[Figure record listings]
⟨

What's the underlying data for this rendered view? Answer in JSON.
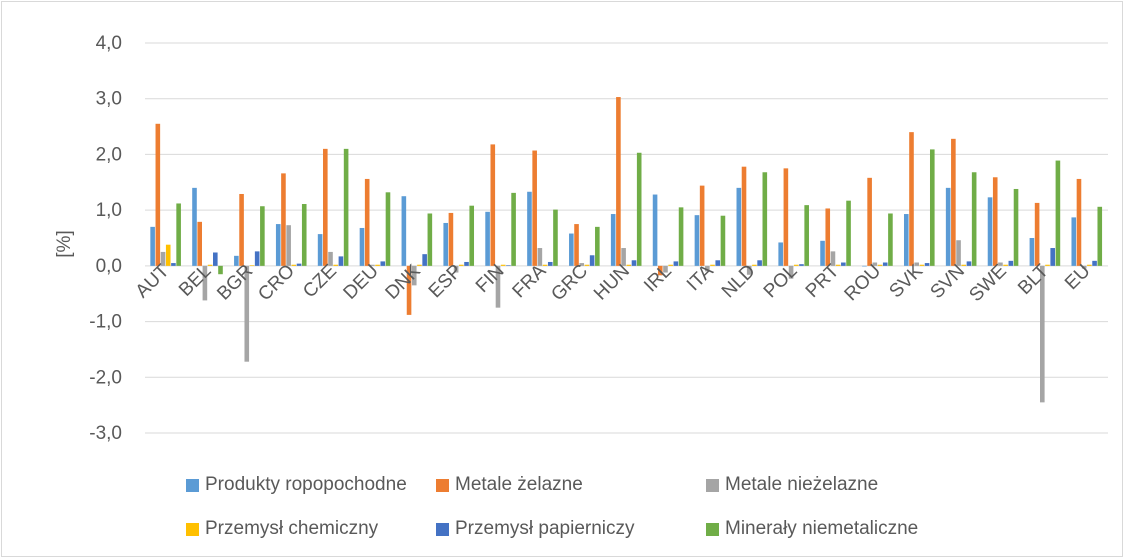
{
  "chart_data": {
    "type": "bar",
    "title": "",
    "xlabel": "",
    "ylabel": "[%]",
    "ylim": [
      -3.0,
      4.0
    ],
    "yticks": [
      "4,0",
      "3,0",
      "2,0",
      "1,0",
      "0,0",
      "-1,0",
      "-2,0",
      "-3,0"
    ],
    "grid": true,
    "legend_position": "bottom",
    "categories": [
      "AUT",
      "BEL",
      "BGR",
      "CRO",
      "CZE",
      "DEU",
      "DNK",
      "ESP",
      "FIN",
      "FRA",
      "GRC",
      "HUN",
      "IRL",
      "ITA",
      "NLD",
      "POL",
      "PRT",
      "ROU",
      "SVK",
      "SVN",
      "SWE",
      "BLT",
      "EU"
    ],
    "series": [
      {
        "name": "Produkty ropopochodne",
        "color": "#5b9bd5",
        "values": [
          0.7,
          1.4,
          0.18,
          0.75,
          0.57,
          0.68,
          1.25,
          0.77,
          0.97,
          1.33,
          0.58,
          0.93,
          1.28,
          0.91,
          1.4,
          0.42,
          0.45,
          0.0,
          0.93,
          1.4,
          1.23,
          0.5,
          0.87
        ]
      },
      {
        "name": "Metale żelazne",
        "color": "#ed7d31",
        "values": [
          2.55,
          0.79,
          1.29,
          1.66,
          2.1,
          1.56,
          -0.88,
          0.95,
          2.18,
          2.07,
          0.75,
          3.03,
          -0.17,
          1.44,
          1.78,
          1.75,
          1.03,
          1.58,
          2.4,
          2.28,
          1.59,
          1.13,
          1.56
        ]
      },
      {
        "name": "Metale nieżelazne",
        "color": "#a5a5a5",
        "values": [
          0.25,
          -0.62,
          -1.72,
          0.73,
          0.25,
          0.02,
          -0.35,
          -0.12,
          -0.75,
          0.32,
          0.05,
          0.32,
          -0.12,
          -0.1,
          -0.16,
          -0.23,
          0.26,
          0.06,
          0.06,
          0.46,
          0.06,
          -2.45,
          -0.05
        ]
      },
      {
        "name": "Przemysł chemiczny",
        "color": "#ffc000",
        "values": [
          0.38,
          0.02,
          0.01,
          0.02,
          0.02,
          0.02,
          0.02,
          0.02,
          0.02,
          0.02,
          0.02,
          0.02,
          0.02,
          0.02,
          0.02,
          0.02,
          0.02,
          0.02,
          0.02,
          0.02,
          0.02,
          0.02,
          0.02
        ]
      },
      {
        "name": "Przemysł papierniczy",
        "color": "#4472c4",
        "values": [
          0.05,
          0.24,
          0.26,
          0.04,
          0.17,
          0.08,
          0.21,
          0.07,
          0.01,
          0.07,
          0.19,
          0.1,
          0.08,
          0.1,
          0.1,
          0.03,
          0.06,
          0.06,
          0.05,
          0.08,
          0.09,
          0.32,
          0.09
        ]
      },
      {
        "name": "Minerały niemetaliczne",
        "color": "#70ad47",
        "values": [
          1.12,
          -0.15,
          1.07,
          1.11,
          2.1,
          1.32,
          0.94,
          1.08,
          1.31,
          1.01,
          0.7,
          2.03,
          1.05,
          0.9,
          1.68,
          1.09,
          1.17,
          0.94,
          2.09,
          1.68,
          1.38,
          1.89,
          1.06
        ]
      }
    ]
  }
}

⟩

| Written problem |
Find each line holding the string "Przemysł" and copy it out.

| Solution |
        "name": "Przemysł chemiczny",
        "name": "Przemysł papierniczy",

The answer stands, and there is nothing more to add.